| What you should do |
In the entries, find all lines that hold the word "Harmonic" and copy them.

| Data for this exercise |
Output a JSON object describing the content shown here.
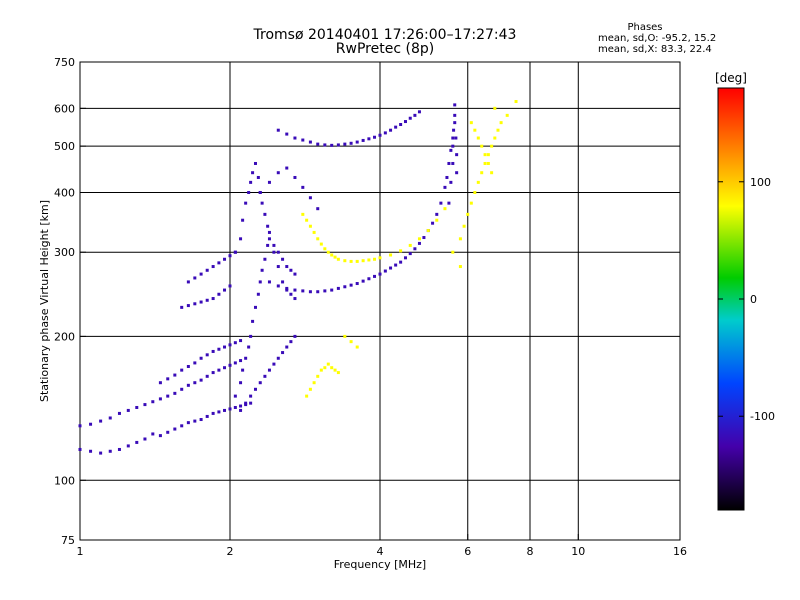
{
  "header": {
    "title_line1": "Tromsø 20140401 17:26:00–17:27:43",
    "title_line2": "RwPretec (8p)"
  },
  "phases_box": {
    "title": "Phases",
    "line_o": "mean, sd,O: -95.2, 15.2",
    "line_x": "mean, sd,X:  83.3, 22.4"
  },
  "colorbar": {
    "unit": "[deg]",
    "tick_labels": [
      "100",
      "0",
      "-100"
    ],
    "tick_values": [
      100,
      0,
      -100
    ],
    "range": [
      -180,
      180
    ]
  },
  "chart_data": {
    "type": "scatter",
    "xlabel": "Frequency [MHz]",
    "ylabel": "Stationary phase Virtual Height [km]",
    "x_scale": "log",
    "y_scale": "log",
    "xlim": [
      1,
      16
    ],
    "ylim": [
      75,
      750
    ],
    "xticks": [
      1,
      2,
      4,
      6,
      8,
      10,
      16
    ],
    "xtick_labels": [
      "1",
      "2",
      "4",
      "6",
      "8",
      "10",
      "16"
    ],
    "x_gridlines": [
      2,
      4,
      6,
      8,
      10
    ],
    "yticks": [
      75,
      100,
      200,
      300,
      400,
      500,
      600,
      750
    ],
    "ytick_labels": [
      "75",
      "100",
      "200",
      "300",
      "400",
      "500",
      "600",
      "750"
    ],
    "y_gridlines": [
      100,
      200,
      300,
      400,
      500,
      600
    ],
    "grid": true,
    "series": [
      {
        "phase_deg": -110,
        "x": [
          1.0,
          1.05,
          1.1,
          1.15,
          1.2,
          1.25,
          1.3,
          1.35,
          1.4,
          1.45,
          1.5,
          1.55,
          1.6,
          1.65,
          1.7,
          1.75,
          1.8,
          1.85,
          1.9,
          1.95,
          2.0,
          2.05,
          2.1,
          2.15,
          2.2,
          1.0,
          1.05,
          1.1,
          1.15,
          1.2,
          1.25,
          1.3,
          1.35,
          1.4,
          1.45,
          1.5,
          1.55,
          1.6,
          1.65,
          1.7,
          1.75,
          1.8,
          1.85,
          1.9,
          1.95,
          2.0,
          2.05,
          2.1,
          1.45,
          1.5,
          1.55,
          1.6,
          1.65,
          1.7,
          1.75,
          1.8,
          1.85,
          1.9,
          1.95,
          2.0,
          2.05,
          2.1,
          2.05,
          2.1,
          2.12,
          2.15,
          2.18,
          2.2,
          2.22,
          2.25,
          2.28,
          2.3,
          2.32,
          2.35,
          2.38,
          2.4,
          2.45,
          2.5,
          2.55,
          2.6,
          2.65,
          2.7,
          2.05,
          2.1,
          2.12,
          2.15,
          2.18,
          2.2,
          2.22,
          2.25,
          2.28,
          2.3,
          2.32,
          2.35,
          2.38,
          2.4,
          2.45,
          2.5,
          2.55,
          2.6,
          2.65,
          2.7,
          2.1,
          2.15,
          2.2,
          2.25,
          2.3,
          2.35,
          2.4,
          2.45,
          2.5,
          2.55,
          2.6,
          2.65,
          2.7,
          1.6,
          1.65,
          1.7,
          1.75,
          1.8,
          1.85,
          1.9,
          1.95,
          2.0,
          1.65,
          1.7,
          1.75,
          1.8,
          1.85,
          1.9,
          1.95,
          2.0,
          2.05,
          2.4,
          2.5,
          2.6,
          2.7,
          2.8,
          2.9,
          3.0,
          3.1,
          3.2,
          3.3,
          3.4,
          3.5,
          3.6,
          3.7,
          3.8,
          3.9,
          4.0,
          4.1,
          4.2,
          4.3,
          4.4,
          4.5,
          4.6,
          4.7,
          4.8,
          4.9,
          5.0,
          5.1,
          5.2,
          5.3,
          5.4,
          5.45,
          5.5,
          5.55,
          5.6,
          5.65,
          5.5,
          5.55,
          5.6,
          5.6,
          5.62,
          5.65,
          5.65,
          5.68,
          5.7,
          5.7,
          2.5,
          2.6,
          2.7,
          2.8,
          2.9,
          3.0,
          3.1,
          3.2,
          3.3,
          3.4,
          3.5,
          3.6,
          3.7,
          3.8,
          3.9,
          4.0,
          4.1,
          4.2,
          4.3,
          4.4,
          4.5,
          4.6,
          4.7,
          4.8,
          2.3,
          2.4,
          2.5,
          2.6,
          2.7,
          2.8,
          2.9,
          3.0
        ],
        "y": [
          116,
          115,
          114,
          115,
          116,
          118,
          120,
          122,
          125,
          124,
          126,
          128,
          130,
          132,
          133,
          134,
          136,
          138,
          139,
          140,
          141,
          142,
          143,
          144,
          145,
          130,
          131,
          133,
          135,
          138,
          140,
          142,
          144,
          146,
          148,
          150,
          152,
          155,
          158,
          160,
          162,
          165,
          168,
          170,
          172,
          174,
          176,
          178,
          160,
          163,
          166,
          170,
          173,
          176,
          180,
          183,
          186,
          188,
          190,
          192,
          194,
          196,
          300,
          320,
          350,
          380,
          400,
          420,
          440,
          460,
          430,
          400,
          380,
          360,
          340,
          320,
          310,
          300,
          290,
          280,
          275,
          270,
          150,
          160,
          170,
          180,
          190,
          200,
          215,
          230,
          245,
          260,
          275,
          290,
          310,
          330,
          300,
          280,
          260,
          250,
          245,
          240,
          140,
          145,
          150,
          155,
          160,
          165,
          170,
          175,
          180,
          185,
          190,
          195,
          200,
          230,
          232,
          234,
          236,
          238,
          240,
          245,
          250,
          255,
          260,
          265,
          270,
          275,
          280,
          285,
          290,
          295,
          300,
          260,
          255,
          252,
          250,
          249,
          248,
          248,
          249,
          250,
          252,
          254,
          256,
          258,
          261,
          264,
          267,
          270,
          274,
          278,
          282,
          286,
          292,
          298,
          305,
          313,
          322,
          333,
          345,
          360,
          380,
          410,
          430,
          460,
          490,
          520,
          560,
          380,
          420,
          460,
          500,
          540,
          580,
          610,
          520,
          480,
          440,
          540,
          530,
          520,
          515,
          510,
          505,
          503,
          502,
          503,
          505,
          507,
          510,
          514,
          518,
          522,
          527,
          533,
          540,
          548,
          555,
          563,
          572,
          580,
          590,
          400,
          420,
          440,
          450,
          430,
          410,
          390,
          370
        ]
      },
      {
        "phase_deg": 100,
        "x": [
          2.8,
          2.85,
          2.9,
          2.95,
          3.0,
          3.05,
          3.1,
          3.15,
          3.2,
          3.25,
          3.3,
          3.4,
          3.5,
          3.6,
          3.7,
          3.8,
          3.9,
          4.0,
          4.2,
          4.4,
          4.6,
          4.8,
          5.0,
          5.2,
          5.4,
          5.6,
          5.8,
          2.85,
          2.9,
          2.95,
          3.0,
          3.05,
          3.1,
          3.15,
          3.2,
          3.25,
          3.3,
          5.8,
          5.9,
          6.0,
          6.1,
          6.2,
          6.3,
          6.4,
          6.5,
          6.6,
          6.7,
          6.8,
          6.9,
          7.0,
          6.1,
          6.2,
          6.3,
          6.4,
          6.5,
          6.6,
          6.7,
          3.4,
          3.5,
          3.6,
          6.8,
          7.2,
          7.5
        ],
        "y": [
          360,
          350,
          340,
          330,
          320,
          312,
          305,
          300,
          296,
          293,
          290,
          288,
          287,
          287,
          288,
          289,
          290,
          292,
          296,
          302,
          310,
          320,
          333,
          350,
          370,
          300,
          280,
          150,
          155,
          160,
          165,
          170,
          172,
          175,
          172,
          170,
          168,
          320,
          340,
          360,
          380,
          400,
          420,
          440,
          460,
          480,
          500,
          520,
          540,
          560,
          560,
          540,
          520,
          500,
          480,
          460,
          440,
          200,
          195,
          190,
          600,
          580,
          620
        ]
      }
    ]
  }
}
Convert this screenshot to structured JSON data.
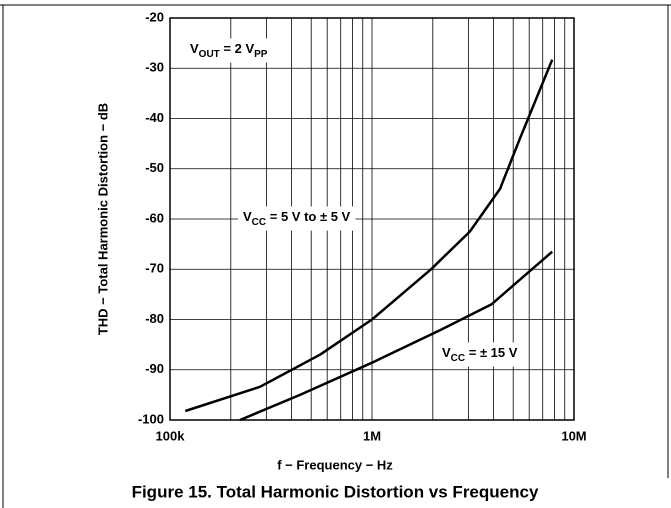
{
  "chart_data": {
    "type": "line",
    "xlabel": "f − Frequency − Hz",
    "ylabel": "THD − Total Harmonic Distortion − dB",
    "caption": "Figure 15. Total Harmonic Distortion vs Frequency",
    "xscale": "log",
    "xlim": [
      100000,
      10000000
    ],
    "xticks": [
      {
        "value": 100000,
        "label": "100k"
      },
      {
        "value": 1000000,
        "label": "1M"
      },
      {
        "value": 10000000,
        "label": "10M"
      }
    ],
    "ylim": [
      -100,
      -20
    ],
    "yticks": [
      -100,
      -90,
      -80,
      -70,
      -60,
      -50,
      -40,
      -30,
      -20
    ],
    "grid": true,
    "annotations": [
      {
        "parts": [
          "V",
          "OUT",
          " = 2 V",
          "PP"
        ]
      },
      {
        "parts": [
          "V",
          "CC",
          " = 5 V to ± 5 V"
        ]
      },
      {
        "parts": [
          "V",
          "CC",
          " = ± 15 V"
        ]
      }
    ],
    "series": [
      {
        "color": "#000000",
        "x": [
          119000,
          279000,
          553000,
          1000000,
          1960000,
          3050000,
          4300000,
          5400000,
          7800000
        ],
        "values": [
          -98.2,
          -93.4,
          -87,
          -80,
          -70,
          -62.5,
          -54,
          -44,
          -28.3
        ]
      },
      {
        "color": "#000000",
        "x": [
          222000,
          440000,
          1000000,
          2200000,
          3900000,
          7800000
        ],
        "values": [
          -100,
          -95,
          -88.6,
          -82,
          -77,
          -66.5
        ]
      }
    ]
  }
}
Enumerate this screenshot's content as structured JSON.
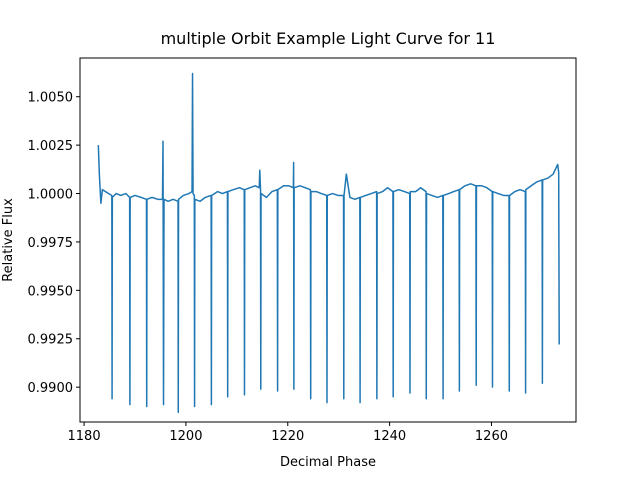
{
  "chart_data": {
    "type": "line",
    "title": "multiple Orbit Example Light Curve for 11",
    "x_label": "Decimal Phase",
    "y_label": "Relative Flux",
    "xlim": [
      1179.2,
      1276.6
    ],
    "ylim": [
      0.9882,
      1.007
    ],
    "xticks": [
      1180,
      1200,
      1220,
      1240,
      1260
    ],
    "yticks": [
      {
        "value": 0.99,
        "label": "0.9900"
      },
      {
        "value": 0.9925,
        "label": "0.9925"
      },
      {
        "value": 0.995,
        "label": "0.9950"
      },
      {
        "value": 0.9975,
        "label": "0.9975"
      },
      {
        "value": 1.0,
        "label": "1.0000"
      },
      {
        "value": 1.0025,
        "label": "1.0025"
      },
      {
        "value": 1.005,
        "label": "1.0050"
      }
    ],
    "grid": false,
    "x": [
      1182.8,
      1183.0,
      1183.3,
      1183.6,
      1184.2,
      1184.8,
      1185.45,
      1185.5,
      1185.55,
      1186.3,
      1187.2,
      1188.2,
      1188.95,
      1189.0,
      1189.05,
      1190.0,
      1191.2,
      1192.25,
      1192.3,
      1192.35,
      1193.3,
      1194.5,
      1195.4,
      1195.5,
      1195.6,
      1195.7,
      1196.5,
      1197.5,
      1198.45,
      1198.5,
      1198.55,
      1199.5,
      1200.6,
      1201.2,
      1201.3,
      1201.4,
      1201.65,
      1201.7,
      1201.75,
      1202.8,
      1203.8,
      1204.95,
      1205.0,
      1205.05,
      1206.2,
      1207.2,
      1208.15,
      1208.2,
      1208.25,
      1209.3,
      1210.5,
      1211.45,
      1211.5,
      1211.55,
      1212.6,
      1213.6,
      1214.4,
      1214.5,
      1214.65,
      1214.7,
      1214.75,
      1215.8,
      1216.9,
      1217.95,
      1218.0,
      1218.05,
      1219.2,
      1220.2,
      1221.1,
      1221.15,
      1221.2,
      1221.25,
      1222.4,
      1223.4,
      1224.45,
      1224.5,
      1224.55,
      1225.6,
      1226.6,
      1227.65,
      1227.7,
      1227.75,
      1228.8,
      1229.9,
      1230.95,
      1231.0,
      1231.05,
      1231.5,
      1232.2,
      1233.2,
      1234.15,
      1234.2,
      1234.25,
      1235.3,
      1236.4,
      1237.45,
      1237.5,
      1237.55,
      1238.6,
      1239.6,
      1240.65,
      1240.7,
      1240.75,
      1241.8,
      1242.9,
      1243.95,
      1244.0,
      1244.05,
      1245.1,
      1246.1,
      1247.15,
      1247.2,
      1247.25,
      1248.3,
      1249.4,
      1250.45,
      1250.5,
      1250.55,
      1251.6,
      1252.6,
      1253.65,
      1253.7,
      1253.75,
      1254.8,
      1255.9,
      1256.95,
      1257.0,
      1257.05,
      1258.1,
      1259.1,
      1260.15,
      1260.2,
      1260.25,
      1261.3,
      1262.4,
      1263.45,
      1263.5,
      1263.55,
      1264.6,
      1265.6,
      1266.65,
      1266.7,
      1266.75,
      1267.8,
      1268.9,
      1269.95,
      1270.0,
      1270.05,
      1271.1,
      1272.1,
      1273.0,
      1273.2,
      1273.3
    ],
    "series": [
      {
        "color": "#1f77b4",
        "values": [
          1.0025,
          1.001,
          0.9995,
          1.0002,
          1.0001,
          1.0,
          0.9999,
          0.9894,
          0.9998,
          1.0,
          0.9999,
          1.0,
          0.9998,
          0.9891,
          0.9998,
          0.9999,
          0.9998,
          0.9997,
          0.989,
          0.9997,
          0.9998,
          0.9997,
          0.9997,
          1.0027,
          0.9891,
          0.9997,
          0.9996,
          0.9997,
          0.9996,
          0.9887,
          0.9997,
          0.9999,
          1.0,
          1.0001,
          1.0062,
          1.0,
          0.9999,
          0.989,
          0.9997,
          0.9996,
          0.9998,
          0.9999,
          0.9891,
          0.9999,
          1.0001,
          1.0,
          1.0001,
          0.9895,
          1.0001,
          1.0002,
          1.0003,
          1.0002,
          0.9896,
          1.0002,
          1.0003,
          1.0004,
          1.0003,
          1.0012,
          1.0002,
          0.9899,
          1.0,
          0.9998,
          1.0001,
          1.0002,
          0.9898,
          1.0002,
          1.0004,
          1.0004,
          1.0003,
          1.0016,
          0.9899,
          1.0003,
          1.0004,
          1.0003,
          1.0002,
          0.9894,
          1.0001,
          1.0001,
          1.0,
          0.9999,
          0.9892,
          0.9999,
          1.0,
          0.9999,
          0.9999,
          0.9894,
          0.9999,
          1.001,
          0.9998,
          0.9997,
          0.9998,
          0.9892,
          0.9998,
          0.9999,
          1.0,
          1.0001,
          0.9894,
          1.0,
          1.0001,
          1.0003,
          1.0001,
          0.9895,
          1.0001,
          1.0002,
          1.0001,
          1.0,
          0.9897,
          1.0001,
          1.0001,
          1.0003,
          1.0001,
          0.9894,
          1.0,
          0.9999,
          0.9998,
          0.9999,
          0.9894,
          0.9999,
          1.0,
          1.0001,
          1.0002,
          0.9898,
          1.0002,
          1.0004,
          1.0005,
          1.0004,
          0.9901,
          1.0004,
          1.0004,
          1.0003,
          1.0001,
          0.99,
          1.0001,
          1.0,
          0.9999,
          0.9999,
          0.9898,
          0.9999,
          1.0001,
          1.0002,
          1.0001,
          0.9897,
          1.0002,
          1.0004,
          1.0006,
          1.0007,
          0.9902,
          1.0007,
          1.0008,
          1.001,
          1.0015,
          1.0011,
          0.9922
        ]
      }
    ]
  }
}
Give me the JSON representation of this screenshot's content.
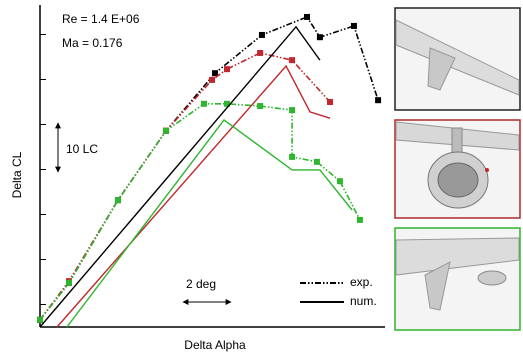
{
  "chart_data": {
    "type": "line",
    "x_label": "Delta Alpha",
    "y_label": "Delta CL",
    "annotations": [
      "Re = 1.4 E+06",
      "Ma = 0.176"
    ],
    "scale_bars": {
      "y": "10 LC",
      "x": "2 deg"
    },
    "xlim": [
      0,
      14.8
    ],
    "ylim": [
      0,
      70
    ],
    "yticks": [
      5,
      15,
      25,
      35,
      45,
      55,
      65
    ],
    "legend": [
      {
        "label": "exp.",
        "style": "exp"
      },
      {
        "label": "num.",
        "style": "num"
      }
    ],
    "series": [
      {
        "style": "exp",
        "color": "#000000",
        "marker": "square",
        "x": [
          0,
          1.26,
          3.39,
          5.48,
          7.61,
          9.65,
          11.61,
          12.17,
          13.65,
          14.7
        ],
        "values": [
          1.6,
          9.8,
          28.2,
          43.6,
          56.4,
          64.9,
          68.9,
          64.4,
          66.9,
          50.4
        ]
      },
      {
        "style": "exp",
        "color": "#c0282d",
        "marker": "square",
        "x": [
          0,
          1.26,
          3.39,
          5.48,
          7.48,
          8.13,
          9.57,
          10.96,
          12.61
        ],
        "values": [
          1.6,
          10.2,
          28.2,
          43.6,
          54.9,
          57.3,
          60.9,
          59.3,
          50
        ]
      },
      {
        "style": "exp",
        "color": "#2fb52f",
        "marker": "square",
        "x": [
          0,
          1.26,
          3.39,
          5.48,
          7.13,
          8.13,
          9.57,
          10.96,
          10.96,
          12.04,
          13.04,
          13.91
        ],
        "values": [
          1.6,
          9.8,
          28.2,
          43.6,
          49.6,
          49.6,
          49.1,
          48.2,
          37.8,
          36.7,
          32.4,
          23.8
        ]
      },
      {
        "style": "num",
        "color": "#000000",
        "x": [
          0,
          11.13,
          12.17
        ],
        "values": [
          0,
          66.7,
          59.3
        ]
      },
      {
        "style": "num",
        "color": "#c0282d",
        "x": [
          0.74,
          10.7,
          11.74,
          12.61
        ],
        "values": [
          0,
          58,
          47.8,
          46.4
        ]
      },
      {
        "style": "num",
        "color": "#2fb52f",
        "x": [
          1.17,
          8,
          10.96,
          12.17,
          13.57
        ],
        "values": [
          0,
          46,
          34.9,
          34.9,
          26
        ]
      }
    ]
  }
}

| Full answer |
    "ylabel": "THD − Total Harmonic Distortion − dB",
    "caption": "Figure 15. Total Harmonic Distortion vs Frequency",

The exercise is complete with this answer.